What you will do =>
Word for word, set down the records and skip each picture.

+===+

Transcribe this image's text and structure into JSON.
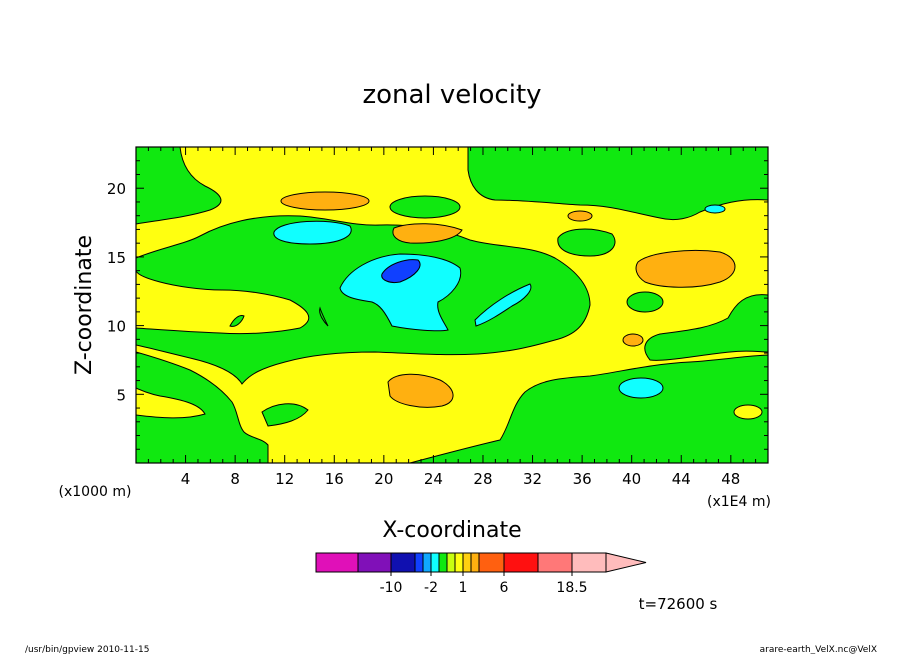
{
  "chart_data": {
    "type": "heatmap",
    "title": "zonal velocity",
    "xlabel": "X-coordinate",
    "ylabel": "Z-coordinate",
    "x_unit": "(x1E4 m)",
    "y_unit": "(x1000 m)",
    "xlim": [
      0,
      51
    ],
    "ylim": [
      0,
      23
    ],
    "x_ticks": [
      4,
      8,
      12,
      16,
      20,
      24,
      28,
      32,
      36,
      40,
      44,
      48
    ],
    "y_ticks": [
      5,
      10,
      15,
      20
    ],
    "colorbar": {
      "colors": [
        "#e010b8",
        "#8010b8",
        "#1010b0",
        "#1040ff",
        "#10a8ff",
        "#10ffff",
        "#10e810",
        "#c8ff10",
        "#ffff10",
        "#ffd010",
        "#ffb010",
        "#ff6010",
        "#ff1010",
        "#ff7878",
        "#ffbcbc"
      ],
      "tick_labels": [
        "-10",
        "-2",
        "1",
        "6",
        "18.5"
      ],
      "tick_after_index": [
        1,
        4,
        8,
        11,
        13
      ],
      "extend": "max"
    },
    "time_label": "t=72600 s",
    "footer_left": "/usr/bin/gpview   2010-11-15",
    "footer_right": "arare-earth_VelX.nc@VelX",
    "colors": {
      "green": "#10e810",
      "yellow": "#ffff10",
      "orange": "#ffb010",
      "cyan": "#10ffff",
      "blue": "#1040ff"
    }
  }
}
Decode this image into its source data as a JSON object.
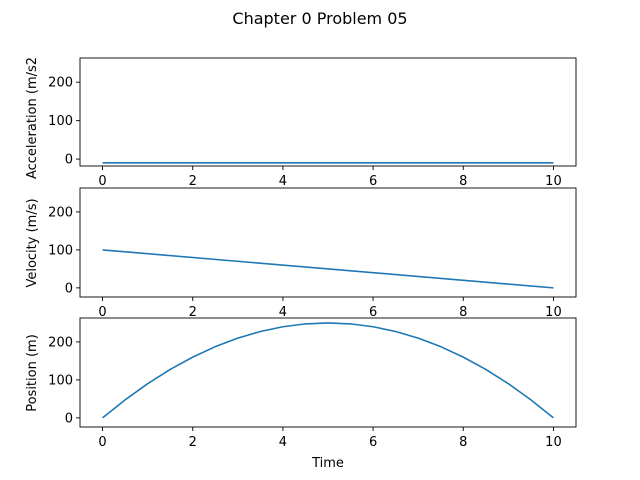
{
  "title": "Chapter 0 Problem 05",
  "chart_data": [
    {
      "type": "line",
      "ylabel": "Acceleration (m/s2",
      "xlabel": "",
      "xlim": [
        -0.5,
        10.5
      ],
      "ylim": [
        -18,
        263
      ],
      "xticks": [
        0,
        2,
        4,
        6,
        8,
        10
      ],
      "yticks": [
        0,
        100,
        200
      ],
      "grid": false,
      "series": [
        {
          "color": "#1f77b4",
          "x": [
            0,
            10
          ],
          "y": [
            -9.8,
            -9.8
          ]
        }
      ]
    },
    {
      "type": "line",
      "ylabel": "Velocity (m/s)",
      "xlabel": "",
      "xlim": [
        -0.5,
        10.5
      ],
      "ylim": [
        -24,
        263
      ],
      "xticks": [
        0,
        2,
        4,
        6,
        8,
        10
      ],
      "yticks": [
        0,
        100,
        200
      ],
      "grid": false,
      "series": [
        {
          "color": "#1f77b4",
          "x": [
            0,
            10
          ],
          "y": [
            100,
            0
          ]
        }
      ]
    },
    {
      "type": "line",
      "ylabel": "Position (m)",
      "xlabel": "Time",
      "xlim": [
        -0.5,
        10.5
      ],
      "ylim": [
        -24,
        263
      ],
      "xticks": [
        0,
        2,
        4,
        6,
        8,
        10
      ],
      "yticks": [
        0,
        100,
        200
      ],
      "grid": false,
      "series": [
        {
          "color": "#1f77b4",
          "x": [
            0,
            0.5,
            1,
            1.5,
            2,
            2.5,
            3,
            3.5,
            4,
            4.5,
            5,
            5.5,
            6,
            6.5,
            7,
            7.5,
            8,
            8.5,
            9,
            9.5,
            10
          ],
          "y": [
            0,
            47.5,
            90,
            127.5,
            160,
            187.5,
            210,
            227.5,
            240,
            247.5,
            250,
            247.5,
            240,
            227.5,
            210,
            187.5,
            160,
            127.5,
            90,
            47.5,
            0
          ]
        }
      ]
    }
  ]
}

+===+

Finished answer =>
Transcribe this image's text and structure into JSON.
{
  "chart_data": {
    "type": "heatmap",
    "title": "zonal velocity",
    "xlabel": "X-coordinate",
    "ylabel": "Z-coordinate",
    "x_unit": "(x1E4 m)",
    "y_unit": "(x1000 m)",
    "xlim": [
      0,
      51
    ],
    "ylim": [
      0,
      23
    ],
    "x_ticks": [
      4,
      8,
      12,
      16,
      20,
      24,
      28,
      32,
      36,
      40,
      44,
      48
    ],
    "y_ticks": [
      5,
      10,
      15,
      20
    ],
    "colorbar": {
      "colors": [
        "#e010b8",
        "#8010b8",
        "#1010b0",
        "#1040ff",
        "#10a8ff",
        "#10ffff",
        "#10e810",
        "#c8ff10",
        "#ffff10",
        "#ffd010",
        "#ffb010",
        "#ff6010",
        "#ff1010",
        "#ff7878",
        "#ffbcbc"
      ],
      "tick_labels": [
        "-10",
        "-2",
        "1",
        "6",
        "18.5"
      ],
      "tick_after_index": [
        1,
        4,
        8,
        11,
        13
      ],
      "extend": "max"
    },
    "time_label": "t=72600 s",
    "footer_left": "/usr/bin/gpview   2010-11-15",
    "footer_right": "arare-earth_VelX.nc@VelX",
    "colors": {
      "green": "#10e810",
      "yellow": "#ffff10",
      "orange": "#ffb010",
      "cyan": "#10ffff",
      "blue": "#1040ff"
    }
  }
}
Decode this image into its source data as a JSON object.
{
  "title": "Chapter 0 Problem 05",
  "chart_data": [
    {
      "type": "line",
      "ylabel": "Acceleration (m/s2",
      "xlabel": "",
      "xlim": [
        -0.5,
        10.5
      ],
      "ylim": [
        -18,
        263
      ],
      "xticks": [
        0,
        2,
        4,
        6,
        8,
        10
      ],
      "yticks": [
        0,
        100,
        200
      ],
      "grid": false,
      "series": [
        {
          "color": "#1f77b4",
          "x": [
            0,
            10
          ],
          "y": [
            -9.8,
            -9.8
          ]
        }
      ]
    },
    {
      "type": "line",
      "ylabel": "Velocity (m/s)",
      "xlabel": "",
      "xlim": [
        -0.5,
        10.5
      ],
      "ylim": [
        -24,
        263
      ],
      "xticks": [
        0,
        2,
        4,
        6,
        8,
        10
      ],
      "yticks": [
        0,
        100,
        200
      ],
      "grid": false,
      "series": [
        {
          "color": "#1f77b4",
          "x": [
            0,
            10
          ],
          "y": [
            100,
            0
          ]
        }
      ]
    },
    {
      "type": "line",
      "ylabel": "Position (m)",
      "xlabel": "Time",
      "xlim": [
        -0.5,
        10.5
      ],
      "ylim": [
        -24,
        263
      ],
      "xticks": [
        0,
        2,
        4,
        6,
        8,
        10
      ],
      "yticks": [
        0,
        100,
        200
      ],
      "grid": false,
      "series": [
        {
          "color": "#1f77b4",
          "x": [
            0,
            0.5,
            1,
            1.5,
            2,
            2.5,
            3,
            3.5,
            4,
            4.5,
            5,
            5.5,
            6,
            6.5,
            7,
            7.5,
            8,
            8.5,
            9,
            9.5,
            10
          ],
          "y": [
            0,
            47.5,
            90,
            127.5,
            160,
            187.5,
            210,
            227.5,
            240,
            247.5,
            250,
            247.5,
            240,
            227.5,
            210,
            187.5,
            160,
            127.5,
            90,
            47.5,
            0
          ]
        }
      ]
    }
  ]
}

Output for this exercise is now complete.